* _Tasks and exercises_:
**A)** Answer these questions about the forum thread on insubordination in Titus:
(i) Which translation renders the word as "unruly"?
(ii) According to the reply from Ask Mr. Religion, whose insubordination does the passage deal with?
(iii) Which verse does Pergamum ask about in the last post?
**B)** Can you repeat the forum thread on insubordination in Titus word for word, from "Titus 1:6 (KJV)" to "is gone awry."?
**C)** Could you proceed with the forum thread on insubordination in Titus, picking up after its last post?
* START Passage to read *
# Insubordination?



## Pergamum (Apr 7, 2018)

"… appoint elders in every town as I directed you—if anyone is above reproach, … not open to the charge of debauchery or insubordination. For an overseer, as God’s steward, must be above reproach. He must not be arrogant or quick-tempered or a drunkard or violent or greedy for gain, but hospitable, a lover of good, self-controlled, upright, holy, and disciplined. …
For there are many who are insubordinate, empty talkers and deceivers, especially those of the circumcision party. They must be silenced... (Titus 1:9-16 ESV emphasis added)

Insubordination?

I am curious about what this is exactly and instances of it as it applies to church office. What was Paul talking against?


----------



## Ask Mr. Religion (Apr 7, 2018)

Pergamum said:


> Insubordination?
> 
> I am curious about what this is exactly and instances of it as it applies to church office. What was Paul talking against?


Insubordination here deals with the children:

Titus 1:6 (ESV)
if anyone is above reproach, the husband of one wife, and his children are believers and not open to the charge of _debauchery _or _insubordination_

Titus 1:6 (KJV)
If any be blameless, the husband of one wife, having faithful children not accused of _riot _or _unruly_.

The elder is expected to rule in his home as he would rule in the church, that is, his whole family ought to be a sort of mirror of chaste and honorable discipline. If his children are unruly (insubordinate), one wonders what leadership in the home is taking place by he that would lead the flock.

In other words, the apple is not allowed to fall too far from the tree before others begin to wonder if the tree is gone awry.

Reactions: Like 1


----------



## Pergamum (Apr 7, 2018)

Thanks. So not his own insubordination but his children's?

How about 2 Peter 2:10 where the traits of a false teacher include, "self-willed, they are not afraid to speak evil of dignitaries.." What does that mean?
* END Passage to read *
* START Supplied information *
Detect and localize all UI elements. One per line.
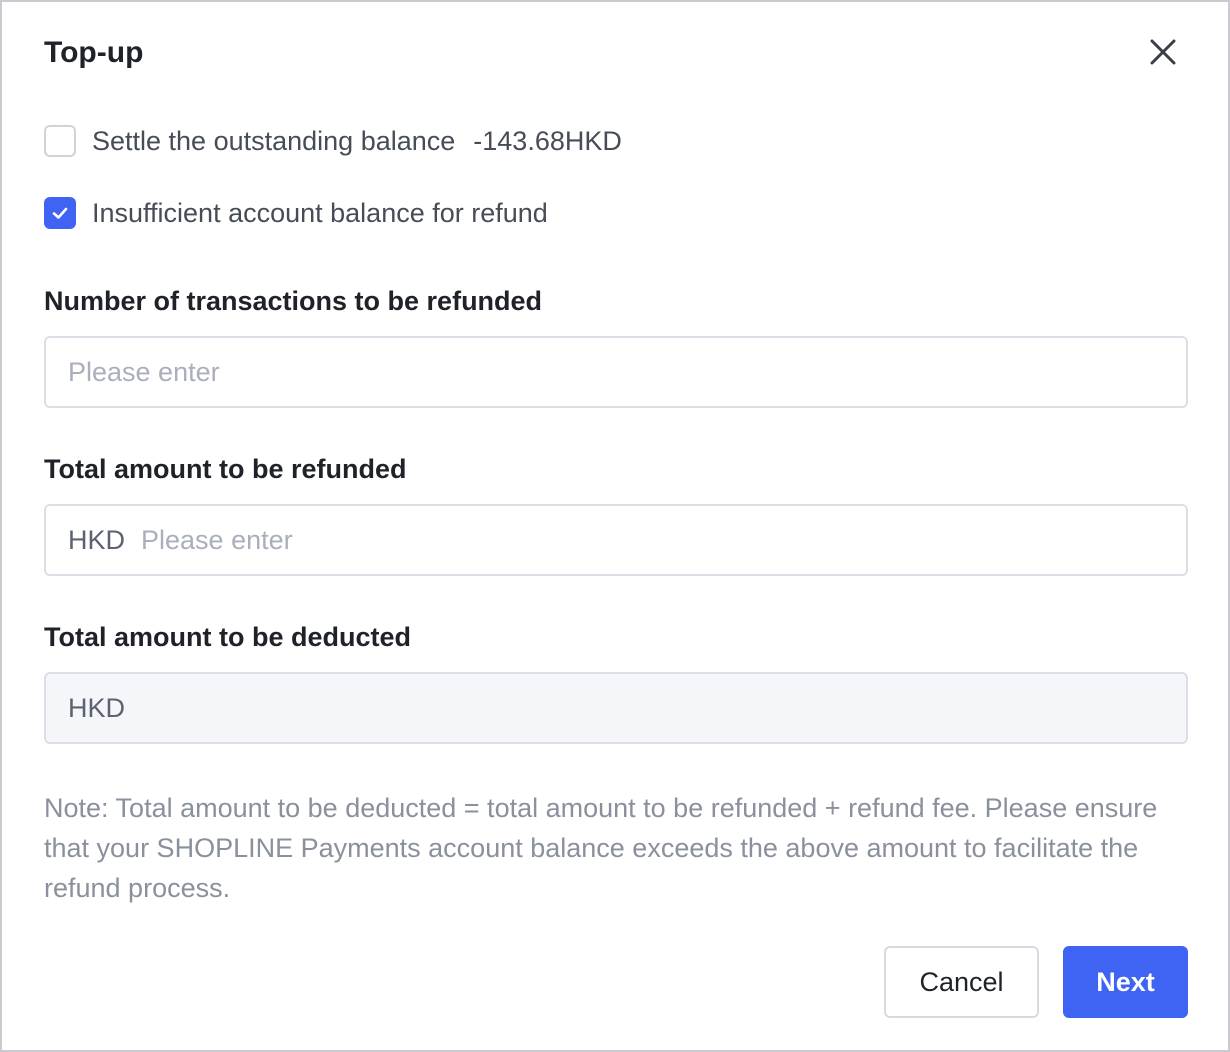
* END Supplied information *
* _Solved tasks_:
**A)**
(i) The KJV.
(ii) The children of the man who would be an elder.
(iii) 2 Peter 2:10.

**B)**
Titus 1:6 (KJV)
If any be blameless, the husband of one wife, having faithful children not accused of _riot _or _unruly_.

The elder is expected to rule in his home as he would rule in the church, that is, his whole family ought to be a sort of mirror of chaste and honorable discipline. If his children are unruly (insubordinate), one wonders what leadership in the home is taking place by he that would lead the flock.

In other words, the apple is not allowed to fall too far from the tree before others begin to wonder if the tree is gone awry.

**C)**
In Jude verse 8 we read of those who, "reject authority and heap abuse on celestial beings." I am struggling to figure out what specifically is meant by both of those sins. What is "rejecting authority"?

I heard someone this week say we should never disrespect our leaders (he seemed to mean to criticize them harshly, and he included both religious and spiritual leaders). Also, 4 years ago I was accused by a mission org of being "insubordinate" because I rejected some advice (it was bad advice). But I see that many times it seems almost obligatory to fight against bad leadership.


----------



## Ask Mr. Religion (Apr 7, 2018)

Pergamum said:


> Thanks. So not his own insubordination but his children's?


In that verse, yes, the children.



Pergamum said:


> How about 2 Peter 2:10 where the traits of a false teacher include, "self-willed, they are not afraid to speak evil of dignitaries.." What does that mean?


Men who are unafraid to falsely accuse those favored by God in governmental authority.

Calvin:


Spoiler



...that they are impure men, given up to wickedness. Other marks follow, that they despised government, and feared not to _calumniate* and reproach_ men whom God had favored with honorable stations in life. But these words refer to the same thing; for after having said that they held government in contempt, he immediately points out the fountain of this evil, that they were _presumptuous,_ or _audacious_, and _self-willed,_ or _refractory*_; and lastly, that he might more fully exhibit their pride, he says that they did not fear nor tremble when they treated dignities with contempt. For it is a monstrous arrogance to regard as nothing the glory which shines forth in dignities appointed by God
_* calumniate_: To accuse or charge one falsely, and knowingly, with some crime, offense, or something, disreputable; to slander.
_* refractory_: Sullen or perverse in opposition or disobedience; obstinate in non-compliance; as a refractory child; a refractory servant​





Pergamum said:


> In Jude verse 8 we read of those who, "reject authority and heap abuse on celestial beings." I am struggling to figure out what specifically is meant by both of those sins. What is "rejecting authority"?


NIV..._celestial beings_...sigh.

Jude 8 (ESV)
Yet in like manner these people also, relying on their dreams, defile the flesh, *reject authority*, and blaspheme the *glorious* ones.

Jude 8 (KJV)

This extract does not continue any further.